* What to produce
Pick out each line with the word "fMRI" from the material that follows.

----- Material for the task -----

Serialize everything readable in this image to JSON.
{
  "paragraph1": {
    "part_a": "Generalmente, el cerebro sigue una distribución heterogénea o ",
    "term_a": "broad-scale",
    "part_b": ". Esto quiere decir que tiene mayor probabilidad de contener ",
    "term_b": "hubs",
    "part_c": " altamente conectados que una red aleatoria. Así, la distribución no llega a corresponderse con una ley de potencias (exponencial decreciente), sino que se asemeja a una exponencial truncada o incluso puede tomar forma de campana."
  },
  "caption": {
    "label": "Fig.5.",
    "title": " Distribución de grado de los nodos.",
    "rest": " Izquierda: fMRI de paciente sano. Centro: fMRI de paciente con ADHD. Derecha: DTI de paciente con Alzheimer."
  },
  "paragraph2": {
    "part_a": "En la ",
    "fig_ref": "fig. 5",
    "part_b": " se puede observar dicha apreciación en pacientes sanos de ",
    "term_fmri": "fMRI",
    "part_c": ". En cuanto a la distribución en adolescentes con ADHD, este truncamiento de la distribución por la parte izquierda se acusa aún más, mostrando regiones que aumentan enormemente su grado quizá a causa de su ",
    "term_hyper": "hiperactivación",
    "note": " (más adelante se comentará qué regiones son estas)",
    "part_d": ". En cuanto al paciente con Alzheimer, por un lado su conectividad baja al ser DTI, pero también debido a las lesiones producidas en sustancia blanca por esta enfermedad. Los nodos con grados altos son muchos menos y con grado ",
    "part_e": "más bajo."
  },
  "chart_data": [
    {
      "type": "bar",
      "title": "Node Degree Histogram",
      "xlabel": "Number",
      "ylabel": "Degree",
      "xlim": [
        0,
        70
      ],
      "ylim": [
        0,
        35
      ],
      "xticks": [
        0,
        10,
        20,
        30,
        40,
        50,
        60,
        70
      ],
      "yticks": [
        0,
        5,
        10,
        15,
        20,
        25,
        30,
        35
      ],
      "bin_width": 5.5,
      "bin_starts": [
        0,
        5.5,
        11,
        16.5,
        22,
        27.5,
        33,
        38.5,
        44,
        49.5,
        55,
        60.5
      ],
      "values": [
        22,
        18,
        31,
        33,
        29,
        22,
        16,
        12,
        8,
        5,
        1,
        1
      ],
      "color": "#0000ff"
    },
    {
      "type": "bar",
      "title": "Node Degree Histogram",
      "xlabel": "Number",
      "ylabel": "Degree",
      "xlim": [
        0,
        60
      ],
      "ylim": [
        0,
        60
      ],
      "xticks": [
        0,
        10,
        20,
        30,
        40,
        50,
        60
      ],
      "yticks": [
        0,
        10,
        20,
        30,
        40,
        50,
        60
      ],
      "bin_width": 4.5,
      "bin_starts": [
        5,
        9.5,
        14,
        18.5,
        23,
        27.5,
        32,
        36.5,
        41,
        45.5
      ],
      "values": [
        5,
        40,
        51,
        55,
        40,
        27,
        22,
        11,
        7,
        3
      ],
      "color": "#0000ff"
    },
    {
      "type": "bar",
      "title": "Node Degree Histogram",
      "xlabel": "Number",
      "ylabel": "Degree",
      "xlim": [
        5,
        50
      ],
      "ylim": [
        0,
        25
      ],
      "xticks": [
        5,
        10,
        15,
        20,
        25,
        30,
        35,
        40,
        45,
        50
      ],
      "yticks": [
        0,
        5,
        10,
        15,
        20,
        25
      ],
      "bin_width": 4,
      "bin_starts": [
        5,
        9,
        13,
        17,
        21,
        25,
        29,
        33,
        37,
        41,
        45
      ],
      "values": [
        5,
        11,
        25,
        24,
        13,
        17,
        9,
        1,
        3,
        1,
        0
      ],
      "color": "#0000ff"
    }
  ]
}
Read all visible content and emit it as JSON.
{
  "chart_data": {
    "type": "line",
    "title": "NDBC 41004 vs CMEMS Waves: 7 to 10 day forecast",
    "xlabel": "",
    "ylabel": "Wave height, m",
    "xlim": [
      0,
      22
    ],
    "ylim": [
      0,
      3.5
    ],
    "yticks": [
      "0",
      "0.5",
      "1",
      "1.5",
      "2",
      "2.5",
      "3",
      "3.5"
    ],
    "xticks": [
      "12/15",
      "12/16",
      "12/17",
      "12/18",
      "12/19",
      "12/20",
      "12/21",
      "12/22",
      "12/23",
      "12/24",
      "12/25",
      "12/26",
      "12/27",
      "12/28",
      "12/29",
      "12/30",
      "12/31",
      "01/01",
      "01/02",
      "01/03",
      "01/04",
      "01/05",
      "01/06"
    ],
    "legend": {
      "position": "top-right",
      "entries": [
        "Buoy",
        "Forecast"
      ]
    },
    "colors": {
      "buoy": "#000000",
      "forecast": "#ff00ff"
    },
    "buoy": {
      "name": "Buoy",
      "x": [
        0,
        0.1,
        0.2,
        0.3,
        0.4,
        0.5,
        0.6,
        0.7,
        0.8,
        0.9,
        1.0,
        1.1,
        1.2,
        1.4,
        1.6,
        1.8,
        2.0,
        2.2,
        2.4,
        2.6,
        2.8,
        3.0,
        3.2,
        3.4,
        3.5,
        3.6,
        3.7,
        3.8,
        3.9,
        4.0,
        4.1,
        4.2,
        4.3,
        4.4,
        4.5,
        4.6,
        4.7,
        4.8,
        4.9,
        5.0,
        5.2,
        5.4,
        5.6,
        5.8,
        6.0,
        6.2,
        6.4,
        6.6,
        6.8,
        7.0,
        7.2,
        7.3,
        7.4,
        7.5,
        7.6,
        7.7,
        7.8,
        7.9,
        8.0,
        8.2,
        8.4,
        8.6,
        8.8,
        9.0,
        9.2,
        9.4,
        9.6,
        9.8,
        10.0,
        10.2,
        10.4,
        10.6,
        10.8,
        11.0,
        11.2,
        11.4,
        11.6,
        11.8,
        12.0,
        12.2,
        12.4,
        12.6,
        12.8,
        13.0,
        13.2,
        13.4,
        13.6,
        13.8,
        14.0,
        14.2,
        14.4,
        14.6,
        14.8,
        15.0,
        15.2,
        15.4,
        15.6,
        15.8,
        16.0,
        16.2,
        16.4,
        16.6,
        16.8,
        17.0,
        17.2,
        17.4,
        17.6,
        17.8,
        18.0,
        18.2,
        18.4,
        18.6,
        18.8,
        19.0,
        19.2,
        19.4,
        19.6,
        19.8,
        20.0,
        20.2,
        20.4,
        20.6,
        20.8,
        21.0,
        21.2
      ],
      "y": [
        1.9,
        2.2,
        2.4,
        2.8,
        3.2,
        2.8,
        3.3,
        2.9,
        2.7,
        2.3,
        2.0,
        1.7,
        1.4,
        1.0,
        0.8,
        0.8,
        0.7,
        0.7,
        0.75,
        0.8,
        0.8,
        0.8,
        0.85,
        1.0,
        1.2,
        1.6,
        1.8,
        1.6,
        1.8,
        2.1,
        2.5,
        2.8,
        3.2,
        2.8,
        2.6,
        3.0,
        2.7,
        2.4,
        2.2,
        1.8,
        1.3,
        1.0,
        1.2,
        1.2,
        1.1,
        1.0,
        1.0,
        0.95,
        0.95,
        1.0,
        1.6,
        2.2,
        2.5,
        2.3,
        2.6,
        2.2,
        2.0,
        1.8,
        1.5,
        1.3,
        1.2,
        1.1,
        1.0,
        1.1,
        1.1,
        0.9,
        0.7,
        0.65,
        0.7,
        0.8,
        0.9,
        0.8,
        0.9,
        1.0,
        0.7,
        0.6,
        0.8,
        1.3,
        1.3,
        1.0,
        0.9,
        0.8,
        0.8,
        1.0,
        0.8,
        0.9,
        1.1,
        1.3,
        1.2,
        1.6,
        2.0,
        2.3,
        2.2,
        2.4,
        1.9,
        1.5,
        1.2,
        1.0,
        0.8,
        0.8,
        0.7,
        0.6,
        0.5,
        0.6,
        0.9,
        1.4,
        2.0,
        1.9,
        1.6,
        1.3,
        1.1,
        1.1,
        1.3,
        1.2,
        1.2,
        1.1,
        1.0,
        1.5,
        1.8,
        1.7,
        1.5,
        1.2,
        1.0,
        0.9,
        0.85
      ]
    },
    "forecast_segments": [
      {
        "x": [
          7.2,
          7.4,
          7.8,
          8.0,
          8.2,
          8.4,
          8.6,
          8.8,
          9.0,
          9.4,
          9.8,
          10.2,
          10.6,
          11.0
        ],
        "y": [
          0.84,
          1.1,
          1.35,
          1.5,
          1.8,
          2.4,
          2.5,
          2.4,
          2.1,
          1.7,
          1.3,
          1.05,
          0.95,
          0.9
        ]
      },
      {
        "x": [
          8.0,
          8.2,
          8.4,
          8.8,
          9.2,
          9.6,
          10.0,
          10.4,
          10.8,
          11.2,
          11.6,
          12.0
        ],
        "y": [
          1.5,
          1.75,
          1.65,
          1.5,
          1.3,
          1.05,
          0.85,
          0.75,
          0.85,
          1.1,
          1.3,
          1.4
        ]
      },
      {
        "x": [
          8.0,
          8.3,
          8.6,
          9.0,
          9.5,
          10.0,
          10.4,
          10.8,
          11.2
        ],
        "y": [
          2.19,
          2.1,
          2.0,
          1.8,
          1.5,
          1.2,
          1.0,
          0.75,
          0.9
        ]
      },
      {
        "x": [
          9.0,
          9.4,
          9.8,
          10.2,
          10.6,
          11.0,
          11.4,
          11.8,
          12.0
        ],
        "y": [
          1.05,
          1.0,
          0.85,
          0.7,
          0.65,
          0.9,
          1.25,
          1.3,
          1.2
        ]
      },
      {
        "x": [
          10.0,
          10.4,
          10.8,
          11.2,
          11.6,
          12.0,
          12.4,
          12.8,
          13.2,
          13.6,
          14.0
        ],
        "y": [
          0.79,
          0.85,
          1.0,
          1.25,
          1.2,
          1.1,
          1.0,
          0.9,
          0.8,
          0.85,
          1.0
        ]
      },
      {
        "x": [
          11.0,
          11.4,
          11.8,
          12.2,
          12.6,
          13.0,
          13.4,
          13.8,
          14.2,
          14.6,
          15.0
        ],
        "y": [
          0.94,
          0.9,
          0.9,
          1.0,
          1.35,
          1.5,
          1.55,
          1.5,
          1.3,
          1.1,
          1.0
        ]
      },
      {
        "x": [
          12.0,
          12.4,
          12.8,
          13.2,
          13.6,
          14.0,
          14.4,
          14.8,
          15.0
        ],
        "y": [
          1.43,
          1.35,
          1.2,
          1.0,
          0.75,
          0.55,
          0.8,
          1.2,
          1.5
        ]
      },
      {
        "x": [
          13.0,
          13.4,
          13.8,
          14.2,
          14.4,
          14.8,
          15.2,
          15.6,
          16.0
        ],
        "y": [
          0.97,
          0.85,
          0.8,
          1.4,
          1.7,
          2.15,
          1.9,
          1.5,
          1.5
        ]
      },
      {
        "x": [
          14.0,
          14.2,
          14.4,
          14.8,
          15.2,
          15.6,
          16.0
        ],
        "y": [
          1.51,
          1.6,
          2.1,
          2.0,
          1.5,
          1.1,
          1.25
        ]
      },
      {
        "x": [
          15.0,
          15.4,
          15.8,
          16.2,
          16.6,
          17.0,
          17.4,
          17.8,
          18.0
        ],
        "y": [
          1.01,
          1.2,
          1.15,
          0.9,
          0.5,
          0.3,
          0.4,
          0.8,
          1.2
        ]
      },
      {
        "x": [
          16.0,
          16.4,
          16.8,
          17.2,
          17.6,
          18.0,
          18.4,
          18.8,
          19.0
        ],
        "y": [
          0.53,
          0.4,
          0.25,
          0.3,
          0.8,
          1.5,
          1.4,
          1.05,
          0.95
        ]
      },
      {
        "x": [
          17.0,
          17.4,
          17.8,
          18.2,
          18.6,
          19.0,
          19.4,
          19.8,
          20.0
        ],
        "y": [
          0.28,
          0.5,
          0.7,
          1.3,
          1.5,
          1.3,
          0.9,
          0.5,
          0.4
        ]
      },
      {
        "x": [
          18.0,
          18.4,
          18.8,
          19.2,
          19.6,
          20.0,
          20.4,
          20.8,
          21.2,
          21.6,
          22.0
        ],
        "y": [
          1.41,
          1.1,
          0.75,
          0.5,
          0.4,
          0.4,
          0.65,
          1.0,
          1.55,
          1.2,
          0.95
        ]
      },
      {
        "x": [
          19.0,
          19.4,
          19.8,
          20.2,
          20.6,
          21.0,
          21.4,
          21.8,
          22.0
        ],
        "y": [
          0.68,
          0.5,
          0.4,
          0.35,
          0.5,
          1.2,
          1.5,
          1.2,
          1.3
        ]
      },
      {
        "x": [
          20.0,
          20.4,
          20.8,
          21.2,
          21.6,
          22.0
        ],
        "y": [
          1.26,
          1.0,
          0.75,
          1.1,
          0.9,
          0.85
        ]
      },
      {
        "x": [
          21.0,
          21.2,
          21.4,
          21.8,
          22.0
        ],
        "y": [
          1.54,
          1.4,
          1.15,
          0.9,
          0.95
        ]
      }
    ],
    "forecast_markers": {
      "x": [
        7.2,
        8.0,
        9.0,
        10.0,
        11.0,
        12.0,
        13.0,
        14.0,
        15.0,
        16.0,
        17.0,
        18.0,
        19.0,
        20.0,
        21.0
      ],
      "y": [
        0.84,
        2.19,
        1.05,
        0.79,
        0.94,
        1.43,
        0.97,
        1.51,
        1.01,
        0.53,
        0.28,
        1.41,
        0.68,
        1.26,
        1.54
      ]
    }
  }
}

-----

* The answer
    "rest": " Izquierda: fMRI de paciente sano. Centro: fMRI de paciente con ADHD. Derecha: DTI de paciente con Alzheimer."
    "term_fmri": "fMRI",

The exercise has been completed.